Every record below should be printed exactly as it appears.

• [TASK INPUTS]
— Begin —

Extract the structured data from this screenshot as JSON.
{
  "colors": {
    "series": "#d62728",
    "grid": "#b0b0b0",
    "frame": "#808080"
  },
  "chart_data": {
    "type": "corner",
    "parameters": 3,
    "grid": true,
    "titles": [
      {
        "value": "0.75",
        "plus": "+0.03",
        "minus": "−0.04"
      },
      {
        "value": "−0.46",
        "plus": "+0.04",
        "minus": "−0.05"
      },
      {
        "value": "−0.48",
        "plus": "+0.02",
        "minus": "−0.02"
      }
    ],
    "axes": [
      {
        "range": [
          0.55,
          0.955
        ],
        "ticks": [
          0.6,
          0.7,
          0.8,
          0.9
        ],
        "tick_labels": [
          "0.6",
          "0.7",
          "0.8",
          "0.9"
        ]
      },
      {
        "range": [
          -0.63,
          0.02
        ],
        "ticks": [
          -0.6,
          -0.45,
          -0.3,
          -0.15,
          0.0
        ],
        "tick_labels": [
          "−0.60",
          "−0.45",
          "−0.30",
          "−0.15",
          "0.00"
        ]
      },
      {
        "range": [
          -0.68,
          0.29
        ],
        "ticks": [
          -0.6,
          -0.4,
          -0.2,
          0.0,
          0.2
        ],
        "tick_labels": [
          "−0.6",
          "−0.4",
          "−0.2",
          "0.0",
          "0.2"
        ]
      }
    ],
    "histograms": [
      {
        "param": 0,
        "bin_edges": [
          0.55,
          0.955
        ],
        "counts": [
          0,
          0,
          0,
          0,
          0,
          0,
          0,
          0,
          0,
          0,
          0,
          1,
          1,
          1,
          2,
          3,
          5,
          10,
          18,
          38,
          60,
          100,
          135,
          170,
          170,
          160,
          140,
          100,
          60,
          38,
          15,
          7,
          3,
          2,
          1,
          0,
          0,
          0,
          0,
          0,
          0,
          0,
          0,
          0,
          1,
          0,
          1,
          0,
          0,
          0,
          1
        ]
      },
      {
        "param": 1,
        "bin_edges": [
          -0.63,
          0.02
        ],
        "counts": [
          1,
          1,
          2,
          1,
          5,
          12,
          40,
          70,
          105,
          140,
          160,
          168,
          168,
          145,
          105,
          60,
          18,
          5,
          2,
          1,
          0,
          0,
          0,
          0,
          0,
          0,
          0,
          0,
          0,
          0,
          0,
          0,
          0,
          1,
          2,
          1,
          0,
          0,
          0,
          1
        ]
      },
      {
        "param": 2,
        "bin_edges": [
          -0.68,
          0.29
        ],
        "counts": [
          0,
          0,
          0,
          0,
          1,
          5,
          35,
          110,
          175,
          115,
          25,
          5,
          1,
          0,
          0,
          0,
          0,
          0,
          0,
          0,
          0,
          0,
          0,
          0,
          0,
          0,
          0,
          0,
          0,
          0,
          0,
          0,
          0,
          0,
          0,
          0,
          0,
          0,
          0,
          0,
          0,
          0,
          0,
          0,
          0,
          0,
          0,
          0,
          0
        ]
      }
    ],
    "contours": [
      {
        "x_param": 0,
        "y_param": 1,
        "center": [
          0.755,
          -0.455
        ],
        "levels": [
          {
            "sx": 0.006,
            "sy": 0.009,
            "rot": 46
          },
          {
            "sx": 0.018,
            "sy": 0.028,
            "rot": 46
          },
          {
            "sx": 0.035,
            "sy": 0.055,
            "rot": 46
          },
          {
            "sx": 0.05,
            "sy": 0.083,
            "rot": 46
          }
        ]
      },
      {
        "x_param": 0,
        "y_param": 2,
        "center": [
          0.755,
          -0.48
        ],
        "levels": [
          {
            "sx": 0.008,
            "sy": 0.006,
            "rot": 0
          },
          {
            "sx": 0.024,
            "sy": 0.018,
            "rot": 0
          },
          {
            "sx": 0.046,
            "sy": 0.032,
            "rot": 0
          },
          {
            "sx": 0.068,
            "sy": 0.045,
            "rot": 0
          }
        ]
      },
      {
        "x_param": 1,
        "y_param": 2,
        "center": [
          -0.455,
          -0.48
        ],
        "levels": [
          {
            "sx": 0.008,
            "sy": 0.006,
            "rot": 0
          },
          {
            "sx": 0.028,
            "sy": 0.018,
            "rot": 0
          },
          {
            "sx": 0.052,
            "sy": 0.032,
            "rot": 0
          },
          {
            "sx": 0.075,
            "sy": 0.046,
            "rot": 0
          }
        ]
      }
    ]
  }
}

— End —

• [THE REPLY]
Extract the structured data from this screenshot as JSON.
{
  "colors": {
    "series": "#d62728",
    "grid": "#b0b0b0",
    "frame": "#808080"
  },
  "chart_data": {
    "type": "corner",
    "parameters": 3,
    "grid": true,
    "titles": [
      {
        "value": "0.75",
        "plus": "+0.03",
        "minus": "−0.04"
      },
      {
        "value": "−0.46",
        "plus": "+0.04",
        "minus": "−0.05"
      },
      {
        "value": "−0.48",
        "plus": "+0.02",
        "minus": "−0.02"
      }
    ],
    "axes": [
      {
        "range": [
          0.55,
          0.955
        ],
        "ticks": [
          0.6,
          0.7,
          0.8,
          0.9
        ],
        "tick_labels": [
          "0.6",
          "0.7",
          "0.8",
          "0.9"
        ]
      },
      {
        "range": [
          -0.63,
          0.02
        ],
        "ticks": [
          -0.6,
          -0.45,
          -0.3,
          -0.15,
          0.0
        ],
        "tick_labels": [
          "−0.60",
          "−0.45",
          "−0.30",
          "−0.15",
          "0.00"
        ]
      },
      {
        "range": [
          -0.68,
          0.29
        ],
        "ticks": [
          -0.6,
          -0.4,
          -0.2,
          0.0,
          0.2
        ],
        "tick_labels": [
          "−0.6",
          "−0.4",
          "−0.2",
          "0.0",
          "0.2"
        ]
      }
    ],
    "histograms": [
      {
        "param": 0,
        "bin_edges": [
          0.55,
          0.955
        ],
        "counts": [
          0,
          0,
          0,
          0,
          0,
          0,
          0,
          0,
          0,
          0,
          0,
          1,
          1,
          1,
          2,
          3,
          5,
          10,
          18,
          38,
          60,
          100,
          135,
          170,
          170,
          160,
          140,
          100,
          60,
          38,
          15,
          7,
          3,
          2,
          1,
          0,
          0,
          0,
          0,
          0,
          0,
          0,
          0,
          0,
          1,
          0,
          1,
          0,
          0,
          0,
          1
        ]
      },
      {
        "param": 1,
        "bin_edges": [
          -0.63,
          0.02
        ],
        "counts": [
          1,
          1,
          2,
          1,
          5,
          12,
          40,
          70,
          105,
          140,
          160,
          168,
          168,
          145,
          105,
          60,
          18,
          5,
          2,
          1,
          0,
          0,
          0,
          0,
          0,
          0,
          0,
          0,
          0,
          0,
          0,
          0,
          0,
          1,
          2,
          1,
          0,
          0,
          0,
          1
        ]
      },
      {
        "param": 2,
        "bin_edges": [
          -0.68,
          0.29
        ],
        "counts": [
          0,
          0,
          0,
          0,
          1,
          5,
          35,
          110,
          175,
          115,
          25,
          5,
          1,
          0,
          0,
          0,
          0,
          0,
          0,
          0,
          0,
          0,
          0,
          0,
          0,
          0,
          0,
          0,
          0,
          0,
          0,
          0,
          0,
          0,
          0,
          0,
          0,
          0,
          0,
          0,
          0,
          0,
          0,
          0,
          0,
          0,
          0,
          0,
          0
        ]
      }
    ],
    "contours": [
      {
        "x_param": 0,
        "y_param": 1,
        "center": [
          0.755,
          -0.455
        ],
        "levels": [
          {
            "sx": 0.006,
            "sy": 0.009,
            "rot": 46
          },
          {
            "sx": 0.018,
            "sy": 0.028,
            "rot": 46
          },
          {
            "sx": 0.035,
            "sy": 0.055,
            "rot": 46
          },
          {
            "sx": 0.05,
            "sy": 0.083,
            "rot": 46
          }
        ]
      },
      {
        "x_param": 0,
        "y_param": 2,
        "center": [
          0.755,
          -0.48
        ],
        "levels": [
          {
            "sx": 0.008,
            "sy": 0.006,
            "rot": 0
          },
          {
            "sx": 0.024,
            "sy": 0.018,
            "rot": 0
          },
          {
            "sx": 0.046,
            "sy": 0.032,
            "rot": 0
          },
          {
            "sx": 0.068,
            "sy": 0.045,
            "rot": 0
          }
        ]
      },
      {
        "x_param": 1,
        "y_param": 2,
        "center": [
          -0.455,
          -0.48
        ],
        "levels": [
          {
            "sx": 0.008,
            "sy": 0.006,
            "rot": 0
          },
          {
            "sx": 0.028,
            "sy": 0.018,
            "rot": 0
          },
          {
            "sx": 0.052,
            "sy": 0.032,
            "rot": 0
          },
          {
            "sx": 0.075,
            "sy": 0.046,
            "rot": 0
          }
        ]
      }
    ]
  }
}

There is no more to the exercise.